## DESCRIPTION OF THE TASK
Copy out the article on Mickey Rourke's thriller scenes word for word, from "At 70 years" up to and including "buddy-action-romance adventure-dystopian thriller.".

[PROVIDED PASSAGE]

At 70 years old, Mickey Rourke has definitely solidified himself in Hollywood folklore, but for two very polarising reasons.
For some, they choose to recognise him for movies like The Rainmaker, Man On Fire and Sin City, which are among the best in Hollywood’s history.
For others, they choose to recognise Rourke for movies like Iron Man II, The Informers and Harley Davidson & The Marlboro Man, which are among the worst.
But while Rourke has dabbled on both ends of the Hollywood spectrum, it’s hard to deny his skills as an actor and the gravitas that he brings to every role – even if that role is playing Harley Davidson in a buddy-action-romance adventure-dystopian thriller.
Speaking of the “thriller” genre, this is what Rourke really nails. Whether good or bad, Mickey Rourke always gives his all to make his scenes a success.
With this in mind, we’re going to honour Rourke by talking about these scenes, taking into account his entire thriller filmography, no matter how good or bad the movies actually are!
Sin City: The Poker Game
Let’s start with a good one. Sin City: A Dame To Kill For is recognised as one of the best crime thrillers in history, and the poker scene is a perfect example of why it’s so good. In this scene, cocky gambler Johnny – played by Mickey Rourke – invites a waitress to play poker with him against the powerful Senator Roark. Put simply, it’s a cool scene, and Rourke radiates that cool perfectly.
Over the last few years, the movie – and this scene in particular – has found even more love due to the influx of casino players in the online space. With more people playing slots and online poker, casino scenes that explore the psychology of playing are even more sought after than they were before. After all, when playing games with multiple jackpots, we all want to imitate the same calm and collectivism that Rourke demonstrates to win one of them – even if we can’t quite be as cool as him while doing it!
Harley Davidson & The Marlboro Man
Well, we said we were gonna talk about the bad movies as well as the good ones! While this film as a whole might be a bit meh, there are certain scenes that are pretty thrilling. This includes the “building fall” scene towards the end of the movie. The scene is a perfect example of Rourke’s cheeky charm, mixed with a building of tension that slowly reveals itself as the scene develops.
Toward the end of the scene, Rourke manages to switch from one emotion to another with ease, urging the audience to feel more and more unsettled as they know something’s coming… and then that something turns out to be a big chopper that blows everything to smithereens. Hey, you either love it or you hate it.

[/PROVIDED PASSAGE]
[INFORMATION SHOWN]

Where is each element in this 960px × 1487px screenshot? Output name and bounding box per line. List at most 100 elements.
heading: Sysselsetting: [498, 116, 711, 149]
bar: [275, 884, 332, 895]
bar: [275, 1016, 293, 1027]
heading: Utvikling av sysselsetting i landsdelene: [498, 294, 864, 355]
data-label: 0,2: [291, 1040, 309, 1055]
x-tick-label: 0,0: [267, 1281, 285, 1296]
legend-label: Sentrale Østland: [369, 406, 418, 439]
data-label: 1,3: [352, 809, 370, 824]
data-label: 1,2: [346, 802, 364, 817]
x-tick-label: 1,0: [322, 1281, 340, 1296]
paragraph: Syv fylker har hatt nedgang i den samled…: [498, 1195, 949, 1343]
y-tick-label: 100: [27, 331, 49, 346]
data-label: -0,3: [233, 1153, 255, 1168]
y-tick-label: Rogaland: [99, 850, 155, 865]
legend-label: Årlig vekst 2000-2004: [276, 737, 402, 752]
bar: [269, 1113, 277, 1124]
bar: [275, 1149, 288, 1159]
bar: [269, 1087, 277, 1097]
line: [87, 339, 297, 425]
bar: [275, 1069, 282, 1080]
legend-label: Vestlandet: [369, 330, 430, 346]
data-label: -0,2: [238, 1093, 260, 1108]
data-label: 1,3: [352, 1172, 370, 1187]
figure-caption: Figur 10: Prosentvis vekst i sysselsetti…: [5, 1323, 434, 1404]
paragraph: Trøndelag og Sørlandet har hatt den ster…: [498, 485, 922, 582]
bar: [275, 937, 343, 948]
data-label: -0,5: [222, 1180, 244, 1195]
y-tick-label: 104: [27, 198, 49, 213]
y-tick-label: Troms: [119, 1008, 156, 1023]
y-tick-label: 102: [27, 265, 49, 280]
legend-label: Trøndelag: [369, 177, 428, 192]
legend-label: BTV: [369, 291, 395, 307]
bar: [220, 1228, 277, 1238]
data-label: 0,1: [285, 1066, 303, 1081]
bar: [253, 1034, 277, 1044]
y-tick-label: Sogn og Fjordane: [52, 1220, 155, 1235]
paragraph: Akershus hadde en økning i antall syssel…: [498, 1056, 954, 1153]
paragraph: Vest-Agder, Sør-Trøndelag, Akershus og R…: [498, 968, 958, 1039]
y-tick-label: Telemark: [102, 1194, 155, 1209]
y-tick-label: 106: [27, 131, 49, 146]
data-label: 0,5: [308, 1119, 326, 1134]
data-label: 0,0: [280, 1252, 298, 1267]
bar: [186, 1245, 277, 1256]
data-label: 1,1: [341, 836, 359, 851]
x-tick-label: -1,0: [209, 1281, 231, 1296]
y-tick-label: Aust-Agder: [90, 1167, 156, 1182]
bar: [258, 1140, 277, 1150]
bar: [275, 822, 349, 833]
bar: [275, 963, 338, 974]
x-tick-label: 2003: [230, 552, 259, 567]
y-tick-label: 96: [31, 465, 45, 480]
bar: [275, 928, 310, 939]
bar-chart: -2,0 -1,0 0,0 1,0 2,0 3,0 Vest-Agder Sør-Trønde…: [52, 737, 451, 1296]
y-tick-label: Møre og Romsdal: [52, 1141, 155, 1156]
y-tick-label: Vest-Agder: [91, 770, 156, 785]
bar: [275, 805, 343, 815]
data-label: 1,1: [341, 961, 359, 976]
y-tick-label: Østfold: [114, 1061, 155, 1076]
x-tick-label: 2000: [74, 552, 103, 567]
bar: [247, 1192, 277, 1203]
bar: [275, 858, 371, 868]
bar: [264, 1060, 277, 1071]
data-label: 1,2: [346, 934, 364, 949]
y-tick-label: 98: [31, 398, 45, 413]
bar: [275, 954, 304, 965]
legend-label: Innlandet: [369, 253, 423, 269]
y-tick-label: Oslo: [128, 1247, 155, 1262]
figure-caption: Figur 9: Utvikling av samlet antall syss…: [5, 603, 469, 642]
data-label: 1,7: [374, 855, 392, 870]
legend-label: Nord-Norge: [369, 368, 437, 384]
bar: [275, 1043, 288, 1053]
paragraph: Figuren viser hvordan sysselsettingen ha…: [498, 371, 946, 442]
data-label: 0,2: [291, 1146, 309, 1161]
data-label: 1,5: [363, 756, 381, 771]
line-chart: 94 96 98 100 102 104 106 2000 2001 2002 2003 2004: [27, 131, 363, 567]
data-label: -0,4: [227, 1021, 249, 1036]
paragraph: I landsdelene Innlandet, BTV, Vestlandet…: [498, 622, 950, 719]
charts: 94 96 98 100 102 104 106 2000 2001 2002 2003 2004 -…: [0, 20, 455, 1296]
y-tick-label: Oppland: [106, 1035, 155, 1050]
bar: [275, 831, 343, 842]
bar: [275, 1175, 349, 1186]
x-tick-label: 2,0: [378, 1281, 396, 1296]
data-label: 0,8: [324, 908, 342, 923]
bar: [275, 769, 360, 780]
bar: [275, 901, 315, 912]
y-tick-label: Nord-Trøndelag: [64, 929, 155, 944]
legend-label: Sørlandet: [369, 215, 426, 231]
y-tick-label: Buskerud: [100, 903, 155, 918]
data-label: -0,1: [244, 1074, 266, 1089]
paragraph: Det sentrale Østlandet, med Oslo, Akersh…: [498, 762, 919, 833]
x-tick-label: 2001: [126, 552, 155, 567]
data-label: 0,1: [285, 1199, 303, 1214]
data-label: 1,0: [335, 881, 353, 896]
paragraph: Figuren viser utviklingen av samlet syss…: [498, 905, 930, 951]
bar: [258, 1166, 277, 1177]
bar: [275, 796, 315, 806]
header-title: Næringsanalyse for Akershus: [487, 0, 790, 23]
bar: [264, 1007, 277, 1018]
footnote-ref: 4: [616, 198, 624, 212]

[/INFORMATION SHOWN]

## TASK RESPONSE
At 70 years old, Mickey Rourke has definitely solidified himself in Hollywood folklore, but for two very polarising reasons.
For some, they choose to recognise him for movies like The Rainmaker, Man On Fire and Sin City, which are among the best in Hollywood’s history.
For others, they choose to recognise Rourke for movies like Iron Man II, The Informers and Harley Davidson & The Marlboro Man, which are among the worst.
But while Rourke has dabbled on both ends of the Hollywood spectrum, it’s hard to deny his skills as an actor and the gravitas that he brings to every role – even if that role is playing Harley Davidson in a buddy-action-romance adventure-dystopian thriller.